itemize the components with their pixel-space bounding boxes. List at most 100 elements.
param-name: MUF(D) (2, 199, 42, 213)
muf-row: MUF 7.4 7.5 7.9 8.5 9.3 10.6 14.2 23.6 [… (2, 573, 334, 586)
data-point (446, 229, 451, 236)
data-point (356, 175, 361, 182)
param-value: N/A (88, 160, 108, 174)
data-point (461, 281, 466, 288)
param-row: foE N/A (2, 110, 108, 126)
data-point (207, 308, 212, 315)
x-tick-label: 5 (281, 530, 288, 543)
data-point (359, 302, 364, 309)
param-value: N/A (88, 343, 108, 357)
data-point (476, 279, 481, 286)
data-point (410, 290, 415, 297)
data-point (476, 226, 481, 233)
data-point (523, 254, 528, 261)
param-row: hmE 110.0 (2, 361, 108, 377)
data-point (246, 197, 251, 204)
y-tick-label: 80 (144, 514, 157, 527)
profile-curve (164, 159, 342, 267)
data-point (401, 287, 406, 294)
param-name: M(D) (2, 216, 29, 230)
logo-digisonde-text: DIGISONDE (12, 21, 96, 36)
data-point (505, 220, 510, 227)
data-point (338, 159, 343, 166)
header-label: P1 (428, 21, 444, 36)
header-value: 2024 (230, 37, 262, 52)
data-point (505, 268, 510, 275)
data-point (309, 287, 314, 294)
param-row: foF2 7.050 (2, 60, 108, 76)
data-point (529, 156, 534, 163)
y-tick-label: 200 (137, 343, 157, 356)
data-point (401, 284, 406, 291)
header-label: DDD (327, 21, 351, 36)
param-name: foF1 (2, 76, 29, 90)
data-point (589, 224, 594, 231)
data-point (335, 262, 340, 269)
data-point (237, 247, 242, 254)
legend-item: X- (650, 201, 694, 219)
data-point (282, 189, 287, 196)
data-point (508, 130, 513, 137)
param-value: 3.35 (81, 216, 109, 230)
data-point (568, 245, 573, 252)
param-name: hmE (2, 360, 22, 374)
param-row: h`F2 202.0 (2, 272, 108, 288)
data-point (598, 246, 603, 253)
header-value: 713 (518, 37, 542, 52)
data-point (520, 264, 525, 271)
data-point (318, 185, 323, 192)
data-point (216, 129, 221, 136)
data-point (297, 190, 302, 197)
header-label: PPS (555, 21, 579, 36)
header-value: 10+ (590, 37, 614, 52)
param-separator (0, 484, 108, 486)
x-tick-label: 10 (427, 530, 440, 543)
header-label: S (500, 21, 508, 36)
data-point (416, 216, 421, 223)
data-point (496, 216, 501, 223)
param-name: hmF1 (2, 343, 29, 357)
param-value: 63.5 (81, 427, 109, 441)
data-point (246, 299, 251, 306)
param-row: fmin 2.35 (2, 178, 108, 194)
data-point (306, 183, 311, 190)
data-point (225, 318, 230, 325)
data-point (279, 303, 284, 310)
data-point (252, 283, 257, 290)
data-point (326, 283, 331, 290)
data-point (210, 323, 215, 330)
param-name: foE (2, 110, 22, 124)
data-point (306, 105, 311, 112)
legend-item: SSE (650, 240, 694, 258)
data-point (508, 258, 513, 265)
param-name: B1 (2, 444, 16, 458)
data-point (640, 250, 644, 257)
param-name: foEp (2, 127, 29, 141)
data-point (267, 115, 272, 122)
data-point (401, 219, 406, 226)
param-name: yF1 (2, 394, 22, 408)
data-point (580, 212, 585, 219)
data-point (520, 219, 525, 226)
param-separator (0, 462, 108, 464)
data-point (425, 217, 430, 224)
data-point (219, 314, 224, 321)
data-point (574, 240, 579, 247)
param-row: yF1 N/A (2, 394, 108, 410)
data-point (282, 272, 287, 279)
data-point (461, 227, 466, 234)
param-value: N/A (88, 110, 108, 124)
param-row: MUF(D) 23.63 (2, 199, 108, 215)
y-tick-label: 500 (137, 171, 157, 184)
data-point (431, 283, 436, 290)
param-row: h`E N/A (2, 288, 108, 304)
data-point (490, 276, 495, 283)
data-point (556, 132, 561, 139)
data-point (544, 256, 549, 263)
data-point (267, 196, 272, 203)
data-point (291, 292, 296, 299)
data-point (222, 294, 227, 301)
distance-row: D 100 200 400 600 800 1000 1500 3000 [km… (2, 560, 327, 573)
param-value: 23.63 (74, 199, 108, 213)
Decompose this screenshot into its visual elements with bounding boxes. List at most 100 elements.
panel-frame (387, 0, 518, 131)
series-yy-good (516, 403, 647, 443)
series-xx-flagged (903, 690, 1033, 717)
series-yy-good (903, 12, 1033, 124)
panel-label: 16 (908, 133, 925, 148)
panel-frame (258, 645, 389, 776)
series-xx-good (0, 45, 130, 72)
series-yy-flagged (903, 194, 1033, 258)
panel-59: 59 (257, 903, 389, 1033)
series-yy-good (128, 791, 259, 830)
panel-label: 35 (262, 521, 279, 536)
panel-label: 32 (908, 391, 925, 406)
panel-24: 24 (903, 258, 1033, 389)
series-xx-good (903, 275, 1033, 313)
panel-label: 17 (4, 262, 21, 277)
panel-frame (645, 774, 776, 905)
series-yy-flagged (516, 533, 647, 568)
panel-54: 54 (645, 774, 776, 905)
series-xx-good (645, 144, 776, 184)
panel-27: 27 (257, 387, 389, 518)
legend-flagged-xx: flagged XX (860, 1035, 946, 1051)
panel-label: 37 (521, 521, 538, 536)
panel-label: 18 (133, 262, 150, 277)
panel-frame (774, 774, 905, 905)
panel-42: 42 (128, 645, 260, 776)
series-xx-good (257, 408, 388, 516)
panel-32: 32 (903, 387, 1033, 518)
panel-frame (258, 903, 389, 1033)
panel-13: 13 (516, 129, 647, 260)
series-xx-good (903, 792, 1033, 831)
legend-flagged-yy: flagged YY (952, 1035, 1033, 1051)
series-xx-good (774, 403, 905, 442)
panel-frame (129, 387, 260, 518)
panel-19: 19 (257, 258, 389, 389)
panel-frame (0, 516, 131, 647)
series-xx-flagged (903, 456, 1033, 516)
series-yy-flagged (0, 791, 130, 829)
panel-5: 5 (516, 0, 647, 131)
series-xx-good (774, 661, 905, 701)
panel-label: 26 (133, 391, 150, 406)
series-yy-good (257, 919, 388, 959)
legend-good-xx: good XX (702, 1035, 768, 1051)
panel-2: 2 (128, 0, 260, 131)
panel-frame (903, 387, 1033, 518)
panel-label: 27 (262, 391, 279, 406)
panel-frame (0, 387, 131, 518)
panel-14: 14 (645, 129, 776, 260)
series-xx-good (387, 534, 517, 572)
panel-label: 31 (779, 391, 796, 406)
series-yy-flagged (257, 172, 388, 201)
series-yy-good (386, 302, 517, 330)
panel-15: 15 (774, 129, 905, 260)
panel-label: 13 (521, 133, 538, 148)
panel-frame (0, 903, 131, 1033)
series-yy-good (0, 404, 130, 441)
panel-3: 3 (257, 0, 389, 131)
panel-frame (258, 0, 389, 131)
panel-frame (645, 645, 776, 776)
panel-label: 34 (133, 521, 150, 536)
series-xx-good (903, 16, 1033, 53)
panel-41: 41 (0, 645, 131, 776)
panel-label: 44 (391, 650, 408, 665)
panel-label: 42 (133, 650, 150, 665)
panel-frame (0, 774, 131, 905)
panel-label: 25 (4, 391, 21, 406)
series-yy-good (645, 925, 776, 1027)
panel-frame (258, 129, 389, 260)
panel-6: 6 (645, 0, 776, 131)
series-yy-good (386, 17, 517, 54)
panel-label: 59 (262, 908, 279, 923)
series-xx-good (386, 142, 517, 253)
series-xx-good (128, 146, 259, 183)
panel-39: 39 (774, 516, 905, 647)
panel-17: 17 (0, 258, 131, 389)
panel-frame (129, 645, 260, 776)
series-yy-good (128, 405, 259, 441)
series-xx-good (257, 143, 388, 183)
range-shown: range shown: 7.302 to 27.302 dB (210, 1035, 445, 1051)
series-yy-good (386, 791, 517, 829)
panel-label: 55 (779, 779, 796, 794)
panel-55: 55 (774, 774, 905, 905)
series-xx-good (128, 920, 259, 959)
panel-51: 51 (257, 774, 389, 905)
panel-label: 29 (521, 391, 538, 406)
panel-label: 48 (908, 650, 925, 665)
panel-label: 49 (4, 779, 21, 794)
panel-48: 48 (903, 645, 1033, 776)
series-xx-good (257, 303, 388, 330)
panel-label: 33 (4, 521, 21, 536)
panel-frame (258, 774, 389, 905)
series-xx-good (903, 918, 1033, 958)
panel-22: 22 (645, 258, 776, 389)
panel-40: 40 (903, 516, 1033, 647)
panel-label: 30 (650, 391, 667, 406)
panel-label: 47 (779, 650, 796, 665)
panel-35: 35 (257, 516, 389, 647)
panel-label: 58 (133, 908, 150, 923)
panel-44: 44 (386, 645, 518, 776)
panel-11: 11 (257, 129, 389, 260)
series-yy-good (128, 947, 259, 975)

------------------------------------------------

To be done: Reproduce the records word for word, starting at their first line and stopping after the line that contains "data-point (246, 197, 251, 204)".

Task output:
itemize the components with their pixel-space bounding boxes. List at most 100 elements.
param-name: MUF(D) (2, 199, 42, 213)
muf-row: MUF 7.4 7.5 7.9 8.5 9.3 10.6 14.2 23.6 [… (2, 573, 334, 586)
data-point (446, 229, 451, 236)
data-point (356, 175, 361, 182)
param-value: N/A (88, 160, 108, 174)
data-point (461, 281, 466, 288)
param-row: foE N/A (2, 110, 108, 126)
data-point (207, 308, 212, 315)
x-tick-label: 5 (281, 530, 288, 543)
data-point (359, 302, 364, 309)
param-value: N/A (88, 343, 108, 357)
data-point (476, 279, 481, 286)
data-point (410, 290, 415, 297)
data-point (476, 226, 481, 233)
data-point (523, 254, 528, 261)
param-row: hmE 110.0 (2, 361, 108, 377)
data-point (246, 197, 251, 204)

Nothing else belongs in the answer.